Stored entries:
....................

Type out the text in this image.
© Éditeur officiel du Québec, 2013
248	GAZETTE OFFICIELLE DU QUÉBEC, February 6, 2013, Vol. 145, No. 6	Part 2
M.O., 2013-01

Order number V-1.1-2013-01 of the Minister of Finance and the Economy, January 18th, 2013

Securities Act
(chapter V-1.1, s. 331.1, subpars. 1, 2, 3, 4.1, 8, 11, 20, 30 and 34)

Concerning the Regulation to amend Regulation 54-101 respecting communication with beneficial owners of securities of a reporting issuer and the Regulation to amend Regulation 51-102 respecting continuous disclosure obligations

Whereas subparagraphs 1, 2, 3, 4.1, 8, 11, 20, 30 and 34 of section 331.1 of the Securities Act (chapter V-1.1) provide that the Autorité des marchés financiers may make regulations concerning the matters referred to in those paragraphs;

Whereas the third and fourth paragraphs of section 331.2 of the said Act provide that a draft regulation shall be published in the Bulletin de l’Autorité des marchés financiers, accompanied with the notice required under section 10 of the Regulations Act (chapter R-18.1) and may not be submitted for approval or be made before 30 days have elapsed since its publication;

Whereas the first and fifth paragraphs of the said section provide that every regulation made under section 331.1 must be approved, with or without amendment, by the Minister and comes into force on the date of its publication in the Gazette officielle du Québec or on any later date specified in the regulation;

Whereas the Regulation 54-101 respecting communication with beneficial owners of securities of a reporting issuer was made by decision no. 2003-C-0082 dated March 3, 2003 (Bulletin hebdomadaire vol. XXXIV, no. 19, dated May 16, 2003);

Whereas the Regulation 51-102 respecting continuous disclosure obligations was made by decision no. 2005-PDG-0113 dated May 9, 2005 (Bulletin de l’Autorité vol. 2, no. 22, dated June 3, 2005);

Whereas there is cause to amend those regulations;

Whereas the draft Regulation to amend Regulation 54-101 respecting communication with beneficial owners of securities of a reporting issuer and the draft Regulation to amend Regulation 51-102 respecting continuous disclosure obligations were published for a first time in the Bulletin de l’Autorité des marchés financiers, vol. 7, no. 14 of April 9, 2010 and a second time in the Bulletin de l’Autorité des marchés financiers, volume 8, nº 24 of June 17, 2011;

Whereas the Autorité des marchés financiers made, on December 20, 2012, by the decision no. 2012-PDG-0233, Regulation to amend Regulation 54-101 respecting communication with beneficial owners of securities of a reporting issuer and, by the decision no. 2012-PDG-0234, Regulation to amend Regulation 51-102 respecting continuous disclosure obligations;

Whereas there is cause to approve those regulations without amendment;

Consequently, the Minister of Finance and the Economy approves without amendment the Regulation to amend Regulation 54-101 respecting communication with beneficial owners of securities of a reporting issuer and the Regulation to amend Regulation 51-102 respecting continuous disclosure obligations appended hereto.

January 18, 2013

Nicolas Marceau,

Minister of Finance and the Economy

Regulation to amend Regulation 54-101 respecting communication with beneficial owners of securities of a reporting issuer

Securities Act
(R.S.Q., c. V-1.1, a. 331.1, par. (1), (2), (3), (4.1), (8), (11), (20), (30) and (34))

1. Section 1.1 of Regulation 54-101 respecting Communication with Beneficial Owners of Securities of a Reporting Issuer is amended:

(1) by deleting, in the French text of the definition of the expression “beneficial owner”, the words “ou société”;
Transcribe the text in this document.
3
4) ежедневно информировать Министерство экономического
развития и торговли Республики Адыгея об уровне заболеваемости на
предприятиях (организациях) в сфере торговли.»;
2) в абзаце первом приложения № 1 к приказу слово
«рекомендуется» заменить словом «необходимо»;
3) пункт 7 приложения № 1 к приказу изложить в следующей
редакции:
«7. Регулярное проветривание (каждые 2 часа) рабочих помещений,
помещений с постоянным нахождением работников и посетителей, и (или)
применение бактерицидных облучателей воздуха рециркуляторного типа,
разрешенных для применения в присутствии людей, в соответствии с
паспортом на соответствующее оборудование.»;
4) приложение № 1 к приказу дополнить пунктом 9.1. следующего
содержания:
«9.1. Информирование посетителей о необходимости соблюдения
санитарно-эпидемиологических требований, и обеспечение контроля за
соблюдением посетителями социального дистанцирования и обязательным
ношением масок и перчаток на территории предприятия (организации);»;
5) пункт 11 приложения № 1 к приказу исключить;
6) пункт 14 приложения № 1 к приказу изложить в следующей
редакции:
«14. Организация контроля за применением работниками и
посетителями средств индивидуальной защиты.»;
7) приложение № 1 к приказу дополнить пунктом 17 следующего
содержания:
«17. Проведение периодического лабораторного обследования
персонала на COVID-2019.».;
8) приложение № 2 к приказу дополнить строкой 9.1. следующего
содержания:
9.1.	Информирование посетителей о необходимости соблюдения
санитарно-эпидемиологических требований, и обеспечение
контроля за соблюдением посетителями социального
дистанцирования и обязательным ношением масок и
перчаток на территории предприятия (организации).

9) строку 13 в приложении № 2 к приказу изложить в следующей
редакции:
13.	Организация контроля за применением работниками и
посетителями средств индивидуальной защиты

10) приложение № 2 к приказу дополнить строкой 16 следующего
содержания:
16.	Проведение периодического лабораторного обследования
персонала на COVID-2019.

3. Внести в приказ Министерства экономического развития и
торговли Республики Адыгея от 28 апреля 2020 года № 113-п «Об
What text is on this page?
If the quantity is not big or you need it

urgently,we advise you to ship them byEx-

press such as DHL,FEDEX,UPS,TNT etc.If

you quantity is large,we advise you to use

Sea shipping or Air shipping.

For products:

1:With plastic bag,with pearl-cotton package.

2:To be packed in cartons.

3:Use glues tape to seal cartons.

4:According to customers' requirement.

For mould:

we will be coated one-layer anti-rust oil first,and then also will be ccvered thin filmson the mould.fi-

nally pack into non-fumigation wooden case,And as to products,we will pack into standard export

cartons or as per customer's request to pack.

....................

Aim of the exercise: From the "What text is on this page?" line to the close of the listing, restate each line word for word.

Full solution:
What text is on this page?
If the quantity is not big or you need it

urgently,we advise you to ship them byEx-

press such as DHL,FEDEX,UPS,TNT etc.If

you quantity is large,we advise you to use

Sea shipping or Air shipping.

For products:

1:With plastic bag,with pearl-cotton package.

2:To be packed in cartons.

3:Use glues tape to seal cartons.

4:According to customers' requirement.

For mould:

we will be coated one-layer anti-rust oil first,and then also will be ccvered thin filmson the mould.fi-

nally pack into non-fumigation wooden case,And as to products,we will pack into standard export

cartons or as per customer's request to pack.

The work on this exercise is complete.